- **BRIEF**
From the entries that follow, list every line in which the string "salad" appears.

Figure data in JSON
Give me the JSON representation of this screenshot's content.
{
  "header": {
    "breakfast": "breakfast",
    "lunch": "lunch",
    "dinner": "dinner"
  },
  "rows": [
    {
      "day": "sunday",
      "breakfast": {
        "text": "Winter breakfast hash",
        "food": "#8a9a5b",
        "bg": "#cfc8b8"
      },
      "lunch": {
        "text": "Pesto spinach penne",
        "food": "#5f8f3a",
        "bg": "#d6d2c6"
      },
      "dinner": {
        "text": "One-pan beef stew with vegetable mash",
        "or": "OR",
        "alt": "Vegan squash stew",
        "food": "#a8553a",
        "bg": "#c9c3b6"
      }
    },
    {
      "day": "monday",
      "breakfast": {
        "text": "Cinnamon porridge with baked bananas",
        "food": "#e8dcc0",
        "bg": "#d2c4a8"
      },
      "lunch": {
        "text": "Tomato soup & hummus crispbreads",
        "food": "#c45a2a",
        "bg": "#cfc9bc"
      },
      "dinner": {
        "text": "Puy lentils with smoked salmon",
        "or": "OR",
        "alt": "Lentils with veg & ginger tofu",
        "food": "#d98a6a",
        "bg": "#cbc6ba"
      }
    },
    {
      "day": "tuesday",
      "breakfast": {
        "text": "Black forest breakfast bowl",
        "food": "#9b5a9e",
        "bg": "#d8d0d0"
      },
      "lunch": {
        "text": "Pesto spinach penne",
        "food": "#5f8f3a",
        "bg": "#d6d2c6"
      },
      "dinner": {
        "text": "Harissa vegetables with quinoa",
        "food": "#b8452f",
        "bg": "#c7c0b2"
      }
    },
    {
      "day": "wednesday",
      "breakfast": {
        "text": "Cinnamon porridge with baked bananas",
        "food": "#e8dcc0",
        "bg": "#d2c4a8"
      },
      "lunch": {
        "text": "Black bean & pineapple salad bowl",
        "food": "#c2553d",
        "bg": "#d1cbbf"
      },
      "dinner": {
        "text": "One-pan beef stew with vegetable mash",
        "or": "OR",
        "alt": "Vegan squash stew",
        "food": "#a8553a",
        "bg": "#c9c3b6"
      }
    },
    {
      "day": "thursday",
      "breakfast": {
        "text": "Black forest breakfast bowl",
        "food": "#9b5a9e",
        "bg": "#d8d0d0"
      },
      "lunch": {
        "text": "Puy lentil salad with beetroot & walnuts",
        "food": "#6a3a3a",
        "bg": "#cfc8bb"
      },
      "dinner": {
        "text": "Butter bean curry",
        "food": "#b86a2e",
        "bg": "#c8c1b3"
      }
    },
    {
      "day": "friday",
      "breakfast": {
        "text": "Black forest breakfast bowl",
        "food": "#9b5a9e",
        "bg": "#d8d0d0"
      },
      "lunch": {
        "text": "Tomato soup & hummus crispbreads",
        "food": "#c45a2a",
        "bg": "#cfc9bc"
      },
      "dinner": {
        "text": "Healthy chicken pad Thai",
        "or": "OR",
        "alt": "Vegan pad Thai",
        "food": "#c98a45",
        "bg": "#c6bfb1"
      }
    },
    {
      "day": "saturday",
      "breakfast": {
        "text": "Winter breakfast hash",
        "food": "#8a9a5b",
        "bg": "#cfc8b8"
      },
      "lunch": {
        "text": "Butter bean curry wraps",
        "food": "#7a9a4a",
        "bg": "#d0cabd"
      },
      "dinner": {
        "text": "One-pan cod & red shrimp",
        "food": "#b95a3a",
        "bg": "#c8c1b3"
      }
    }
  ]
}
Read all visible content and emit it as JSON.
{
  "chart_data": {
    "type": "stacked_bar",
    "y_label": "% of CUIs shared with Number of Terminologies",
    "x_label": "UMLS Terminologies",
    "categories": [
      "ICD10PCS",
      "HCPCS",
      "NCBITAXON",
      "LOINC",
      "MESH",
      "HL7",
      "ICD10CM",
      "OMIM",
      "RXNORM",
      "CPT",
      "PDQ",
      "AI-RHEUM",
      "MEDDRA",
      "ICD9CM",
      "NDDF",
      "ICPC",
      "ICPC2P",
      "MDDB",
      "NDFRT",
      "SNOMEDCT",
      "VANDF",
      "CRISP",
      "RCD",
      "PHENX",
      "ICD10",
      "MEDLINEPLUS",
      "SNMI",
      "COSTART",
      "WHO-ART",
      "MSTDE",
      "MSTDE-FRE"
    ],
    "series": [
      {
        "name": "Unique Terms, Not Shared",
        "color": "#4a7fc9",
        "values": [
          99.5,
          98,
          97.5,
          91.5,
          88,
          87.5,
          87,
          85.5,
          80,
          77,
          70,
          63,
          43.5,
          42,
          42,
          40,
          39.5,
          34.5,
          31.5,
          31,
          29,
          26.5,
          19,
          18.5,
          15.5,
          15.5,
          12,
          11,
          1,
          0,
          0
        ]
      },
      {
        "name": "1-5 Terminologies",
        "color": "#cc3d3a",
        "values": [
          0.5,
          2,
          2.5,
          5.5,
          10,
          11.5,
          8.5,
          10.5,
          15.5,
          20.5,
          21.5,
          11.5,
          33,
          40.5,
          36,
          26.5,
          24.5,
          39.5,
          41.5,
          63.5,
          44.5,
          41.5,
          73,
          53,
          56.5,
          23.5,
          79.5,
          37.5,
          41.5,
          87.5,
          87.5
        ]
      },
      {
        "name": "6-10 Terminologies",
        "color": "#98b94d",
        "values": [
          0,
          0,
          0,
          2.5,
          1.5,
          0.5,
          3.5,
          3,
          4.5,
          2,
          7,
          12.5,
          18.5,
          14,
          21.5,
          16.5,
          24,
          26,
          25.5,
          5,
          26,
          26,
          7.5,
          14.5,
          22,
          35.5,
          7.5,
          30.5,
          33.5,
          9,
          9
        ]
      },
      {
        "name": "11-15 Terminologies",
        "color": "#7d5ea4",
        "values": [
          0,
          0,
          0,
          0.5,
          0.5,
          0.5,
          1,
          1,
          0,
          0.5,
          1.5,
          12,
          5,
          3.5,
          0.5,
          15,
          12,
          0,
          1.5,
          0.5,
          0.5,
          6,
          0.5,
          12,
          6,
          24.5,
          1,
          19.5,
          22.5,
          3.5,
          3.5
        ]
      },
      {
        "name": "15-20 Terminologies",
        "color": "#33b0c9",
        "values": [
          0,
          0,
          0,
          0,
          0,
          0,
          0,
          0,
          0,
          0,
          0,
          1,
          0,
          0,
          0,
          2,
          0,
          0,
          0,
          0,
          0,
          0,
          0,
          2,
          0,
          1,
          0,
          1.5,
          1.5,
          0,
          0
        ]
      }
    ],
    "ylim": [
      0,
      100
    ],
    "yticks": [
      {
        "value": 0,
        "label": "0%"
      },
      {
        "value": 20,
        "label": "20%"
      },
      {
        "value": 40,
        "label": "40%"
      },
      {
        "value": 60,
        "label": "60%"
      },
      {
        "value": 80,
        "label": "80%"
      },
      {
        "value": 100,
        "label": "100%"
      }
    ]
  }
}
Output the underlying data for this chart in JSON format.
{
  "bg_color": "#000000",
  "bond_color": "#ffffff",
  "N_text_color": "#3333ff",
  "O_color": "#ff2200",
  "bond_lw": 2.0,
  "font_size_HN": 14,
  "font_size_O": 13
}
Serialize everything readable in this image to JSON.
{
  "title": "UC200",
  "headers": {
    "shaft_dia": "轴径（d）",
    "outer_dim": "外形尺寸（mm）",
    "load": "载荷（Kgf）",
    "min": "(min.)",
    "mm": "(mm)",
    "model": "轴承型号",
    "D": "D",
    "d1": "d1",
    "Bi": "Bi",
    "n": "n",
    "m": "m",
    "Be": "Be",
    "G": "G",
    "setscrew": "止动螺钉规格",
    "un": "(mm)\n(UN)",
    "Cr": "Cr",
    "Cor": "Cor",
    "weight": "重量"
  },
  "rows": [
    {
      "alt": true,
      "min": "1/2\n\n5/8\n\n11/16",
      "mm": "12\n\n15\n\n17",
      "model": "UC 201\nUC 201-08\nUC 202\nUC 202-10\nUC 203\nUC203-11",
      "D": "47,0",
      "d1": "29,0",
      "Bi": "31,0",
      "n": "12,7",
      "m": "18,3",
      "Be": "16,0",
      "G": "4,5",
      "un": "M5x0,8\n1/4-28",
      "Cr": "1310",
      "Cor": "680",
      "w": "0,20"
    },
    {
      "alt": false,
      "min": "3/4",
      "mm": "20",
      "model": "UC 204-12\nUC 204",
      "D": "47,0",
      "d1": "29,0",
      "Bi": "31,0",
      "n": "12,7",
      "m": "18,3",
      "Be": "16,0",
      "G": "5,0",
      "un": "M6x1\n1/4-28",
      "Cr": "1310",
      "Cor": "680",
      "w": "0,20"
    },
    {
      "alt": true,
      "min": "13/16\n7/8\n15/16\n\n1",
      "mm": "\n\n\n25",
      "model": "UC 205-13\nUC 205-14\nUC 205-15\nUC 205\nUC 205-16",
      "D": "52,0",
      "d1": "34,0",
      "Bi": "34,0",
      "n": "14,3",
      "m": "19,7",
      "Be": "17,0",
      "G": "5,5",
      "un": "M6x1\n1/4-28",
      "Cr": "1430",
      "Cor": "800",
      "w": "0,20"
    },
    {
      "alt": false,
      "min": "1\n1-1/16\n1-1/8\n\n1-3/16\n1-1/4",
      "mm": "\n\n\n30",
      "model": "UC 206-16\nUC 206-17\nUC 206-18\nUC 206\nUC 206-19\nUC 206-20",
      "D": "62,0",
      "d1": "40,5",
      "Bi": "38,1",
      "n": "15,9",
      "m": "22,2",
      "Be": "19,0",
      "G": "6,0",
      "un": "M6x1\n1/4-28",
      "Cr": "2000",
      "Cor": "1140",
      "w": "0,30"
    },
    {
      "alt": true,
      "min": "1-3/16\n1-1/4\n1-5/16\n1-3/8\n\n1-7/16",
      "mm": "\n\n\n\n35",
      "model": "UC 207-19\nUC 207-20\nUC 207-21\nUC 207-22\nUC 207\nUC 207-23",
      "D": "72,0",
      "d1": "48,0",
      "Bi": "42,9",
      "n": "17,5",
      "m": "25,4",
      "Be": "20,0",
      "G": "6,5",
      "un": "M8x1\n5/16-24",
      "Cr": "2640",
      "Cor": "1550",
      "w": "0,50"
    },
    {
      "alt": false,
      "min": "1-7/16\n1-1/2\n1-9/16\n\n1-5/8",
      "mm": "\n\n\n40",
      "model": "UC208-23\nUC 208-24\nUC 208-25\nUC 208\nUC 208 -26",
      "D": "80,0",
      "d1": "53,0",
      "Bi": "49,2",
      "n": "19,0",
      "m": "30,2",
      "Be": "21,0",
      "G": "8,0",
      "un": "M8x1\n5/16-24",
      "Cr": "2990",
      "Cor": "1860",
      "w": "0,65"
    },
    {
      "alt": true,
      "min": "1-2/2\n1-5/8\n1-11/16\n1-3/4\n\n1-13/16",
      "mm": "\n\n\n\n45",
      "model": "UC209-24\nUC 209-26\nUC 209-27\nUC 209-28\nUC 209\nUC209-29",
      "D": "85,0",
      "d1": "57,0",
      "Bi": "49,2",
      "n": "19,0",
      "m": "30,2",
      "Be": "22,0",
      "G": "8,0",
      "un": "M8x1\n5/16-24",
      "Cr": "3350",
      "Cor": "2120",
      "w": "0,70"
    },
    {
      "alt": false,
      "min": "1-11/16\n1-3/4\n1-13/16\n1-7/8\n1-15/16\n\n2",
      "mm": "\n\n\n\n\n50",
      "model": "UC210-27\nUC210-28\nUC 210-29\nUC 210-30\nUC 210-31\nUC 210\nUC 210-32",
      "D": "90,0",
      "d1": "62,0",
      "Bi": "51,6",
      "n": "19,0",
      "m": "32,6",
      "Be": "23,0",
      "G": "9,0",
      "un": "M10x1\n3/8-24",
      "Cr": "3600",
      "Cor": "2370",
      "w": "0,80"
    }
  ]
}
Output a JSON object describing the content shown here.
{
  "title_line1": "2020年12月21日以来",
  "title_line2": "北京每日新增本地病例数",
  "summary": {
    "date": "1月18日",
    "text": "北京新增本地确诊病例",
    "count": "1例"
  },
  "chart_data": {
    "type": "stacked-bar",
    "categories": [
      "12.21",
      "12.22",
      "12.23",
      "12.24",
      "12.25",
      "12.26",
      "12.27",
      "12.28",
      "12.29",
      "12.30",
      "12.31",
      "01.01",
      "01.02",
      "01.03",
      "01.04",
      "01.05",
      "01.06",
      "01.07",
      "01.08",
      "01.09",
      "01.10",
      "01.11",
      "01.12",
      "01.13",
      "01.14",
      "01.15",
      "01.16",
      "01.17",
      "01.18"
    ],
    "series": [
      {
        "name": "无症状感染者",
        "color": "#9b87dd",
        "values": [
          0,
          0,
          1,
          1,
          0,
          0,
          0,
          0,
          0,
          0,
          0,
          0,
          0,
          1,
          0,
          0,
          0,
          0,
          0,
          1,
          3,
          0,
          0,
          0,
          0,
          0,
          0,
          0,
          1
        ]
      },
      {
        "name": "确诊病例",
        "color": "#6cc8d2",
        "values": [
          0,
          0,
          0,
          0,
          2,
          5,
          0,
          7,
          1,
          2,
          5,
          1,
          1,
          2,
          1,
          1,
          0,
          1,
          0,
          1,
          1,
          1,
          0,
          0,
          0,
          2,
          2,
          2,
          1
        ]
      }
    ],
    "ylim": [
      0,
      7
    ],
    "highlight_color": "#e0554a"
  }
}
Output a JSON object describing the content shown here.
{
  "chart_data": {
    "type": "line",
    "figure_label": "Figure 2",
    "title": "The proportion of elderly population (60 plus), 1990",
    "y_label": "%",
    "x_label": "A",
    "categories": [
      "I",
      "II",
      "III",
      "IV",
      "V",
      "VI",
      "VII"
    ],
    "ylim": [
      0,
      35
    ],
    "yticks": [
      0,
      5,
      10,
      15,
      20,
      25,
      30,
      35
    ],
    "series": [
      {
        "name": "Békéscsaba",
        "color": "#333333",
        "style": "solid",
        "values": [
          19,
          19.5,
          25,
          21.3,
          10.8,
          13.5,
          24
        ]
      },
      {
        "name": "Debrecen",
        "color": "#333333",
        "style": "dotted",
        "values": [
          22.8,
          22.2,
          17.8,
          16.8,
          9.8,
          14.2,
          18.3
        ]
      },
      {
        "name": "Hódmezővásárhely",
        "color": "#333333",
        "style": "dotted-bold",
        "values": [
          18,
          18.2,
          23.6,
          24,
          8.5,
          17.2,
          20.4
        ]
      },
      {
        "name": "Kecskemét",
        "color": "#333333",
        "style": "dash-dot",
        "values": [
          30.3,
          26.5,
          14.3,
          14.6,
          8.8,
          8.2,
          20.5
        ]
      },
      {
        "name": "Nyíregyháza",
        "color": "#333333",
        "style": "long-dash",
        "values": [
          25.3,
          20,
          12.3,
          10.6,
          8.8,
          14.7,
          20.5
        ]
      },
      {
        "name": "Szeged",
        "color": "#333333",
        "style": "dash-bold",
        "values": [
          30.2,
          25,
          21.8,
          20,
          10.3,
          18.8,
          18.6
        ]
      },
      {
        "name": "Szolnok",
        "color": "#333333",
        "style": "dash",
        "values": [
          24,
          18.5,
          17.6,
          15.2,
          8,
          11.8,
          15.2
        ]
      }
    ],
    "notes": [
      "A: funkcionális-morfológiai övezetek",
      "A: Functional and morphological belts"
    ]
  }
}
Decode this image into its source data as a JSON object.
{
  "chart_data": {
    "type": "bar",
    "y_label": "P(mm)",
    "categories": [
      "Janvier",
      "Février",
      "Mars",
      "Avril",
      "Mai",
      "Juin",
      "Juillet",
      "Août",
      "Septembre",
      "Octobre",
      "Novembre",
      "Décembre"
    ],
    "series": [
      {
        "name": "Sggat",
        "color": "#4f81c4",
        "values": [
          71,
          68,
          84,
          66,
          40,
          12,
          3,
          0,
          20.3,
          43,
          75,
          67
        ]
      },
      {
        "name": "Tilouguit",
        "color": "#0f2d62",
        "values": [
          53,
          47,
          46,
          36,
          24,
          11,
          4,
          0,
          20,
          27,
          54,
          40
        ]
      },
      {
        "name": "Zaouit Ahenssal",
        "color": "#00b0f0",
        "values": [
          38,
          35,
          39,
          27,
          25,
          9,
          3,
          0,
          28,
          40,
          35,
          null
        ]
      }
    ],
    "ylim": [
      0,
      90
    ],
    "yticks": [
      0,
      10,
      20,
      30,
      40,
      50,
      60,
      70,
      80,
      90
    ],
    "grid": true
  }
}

- **SOLUTION FOR THIS PROBLEM**
        "text": "Black bean & pineapple salad bowl",
        "text": "Puy lentil salad with beetroot & walnuts",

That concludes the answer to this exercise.